| RECORDS FOR THIS TASK |

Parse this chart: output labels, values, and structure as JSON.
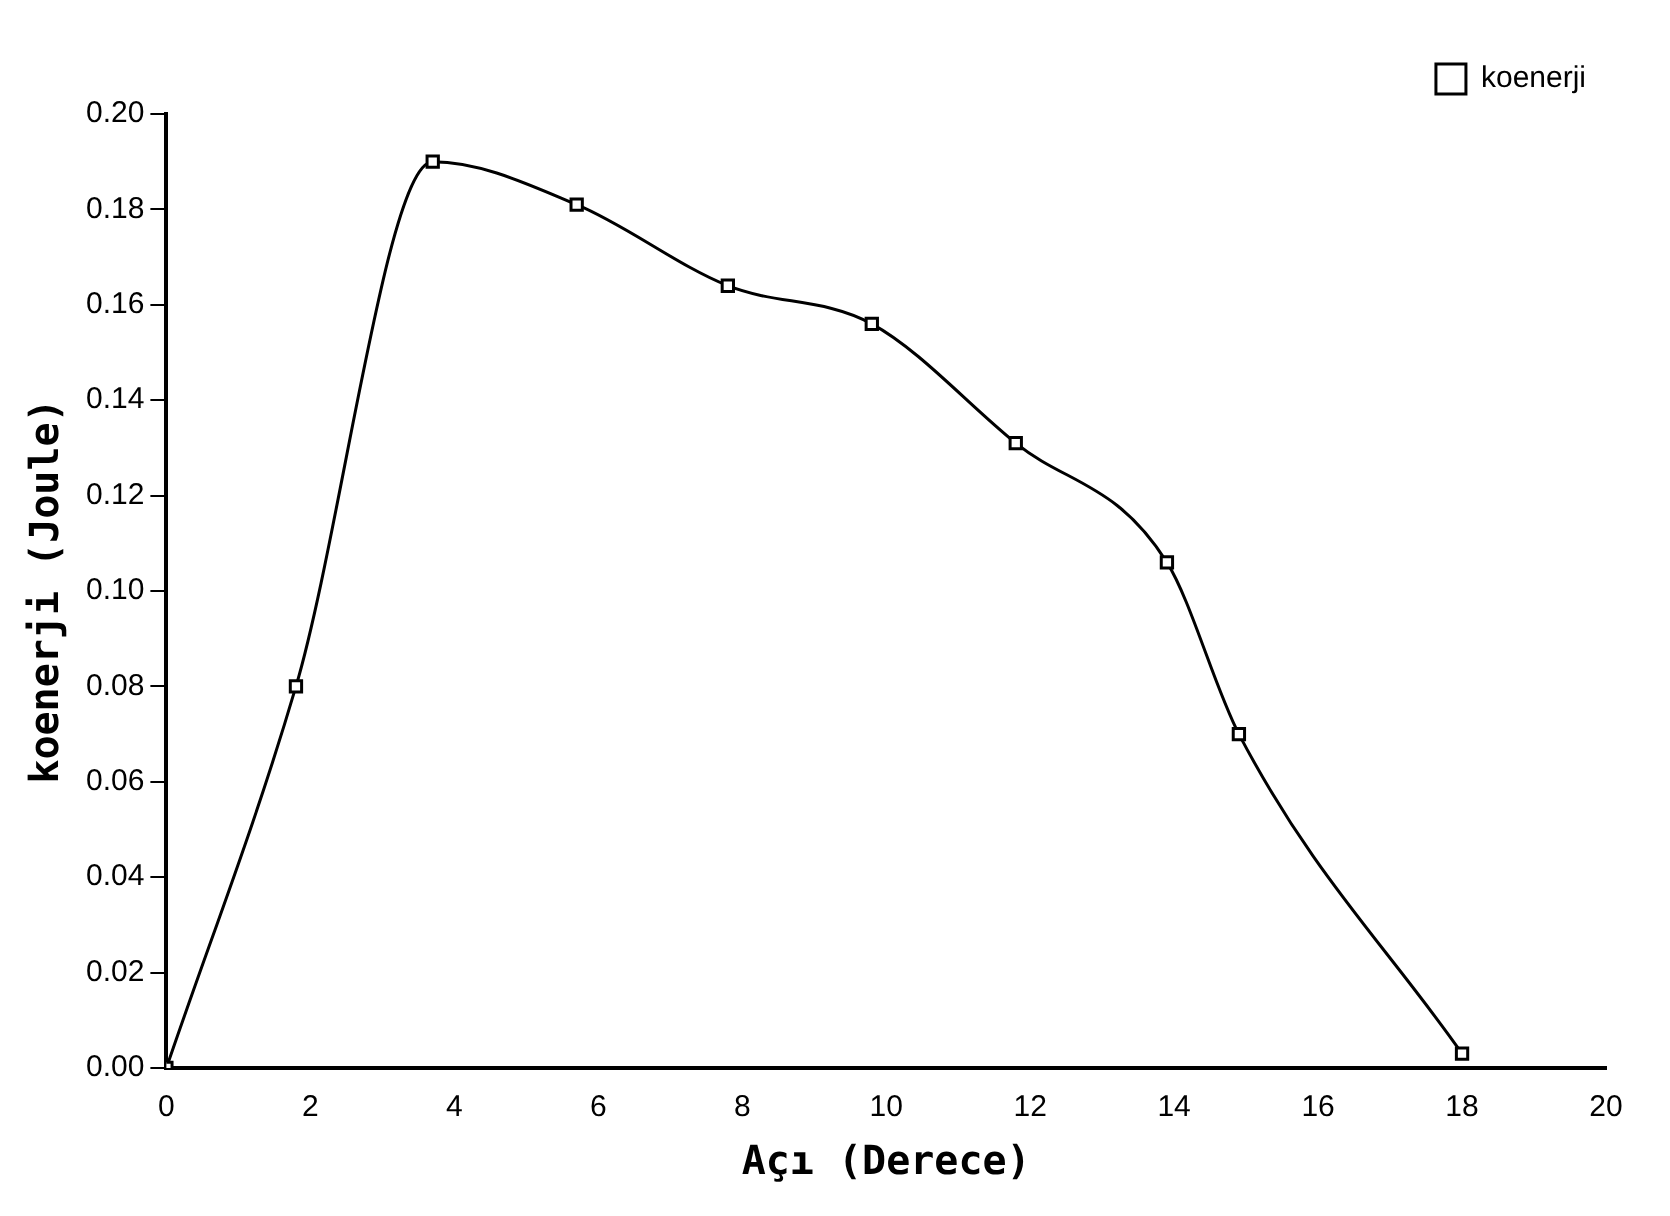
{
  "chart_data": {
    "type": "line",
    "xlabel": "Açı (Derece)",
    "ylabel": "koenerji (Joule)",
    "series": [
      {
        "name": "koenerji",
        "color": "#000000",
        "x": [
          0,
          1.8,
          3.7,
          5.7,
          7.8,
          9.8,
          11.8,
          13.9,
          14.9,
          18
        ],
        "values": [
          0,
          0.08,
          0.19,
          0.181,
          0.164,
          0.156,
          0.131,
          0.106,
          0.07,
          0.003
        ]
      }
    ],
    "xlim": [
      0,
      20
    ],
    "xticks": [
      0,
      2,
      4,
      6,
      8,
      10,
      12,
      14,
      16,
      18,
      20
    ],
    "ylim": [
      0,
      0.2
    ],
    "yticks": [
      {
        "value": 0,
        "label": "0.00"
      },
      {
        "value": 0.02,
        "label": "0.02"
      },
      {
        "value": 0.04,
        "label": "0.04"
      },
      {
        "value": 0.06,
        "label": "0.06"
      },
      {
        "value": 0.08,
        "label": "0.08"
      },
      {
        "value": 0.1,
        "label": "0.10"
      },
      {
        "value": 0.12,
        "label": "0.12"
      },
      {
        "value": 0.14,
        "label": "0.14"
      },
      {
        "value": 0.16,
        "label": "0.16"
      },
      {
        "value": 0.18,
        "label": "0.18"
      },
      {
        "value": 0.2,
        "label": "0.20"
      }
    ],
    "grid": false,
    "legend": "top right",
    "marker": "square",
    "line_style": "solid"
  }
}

| EXERCISE GOAL |
Gather each line in the entries above where the string "values" is found.

| REPLY TO THE TASK |
Parse this chart: output labels, values, and structure as JSON.
        "values": [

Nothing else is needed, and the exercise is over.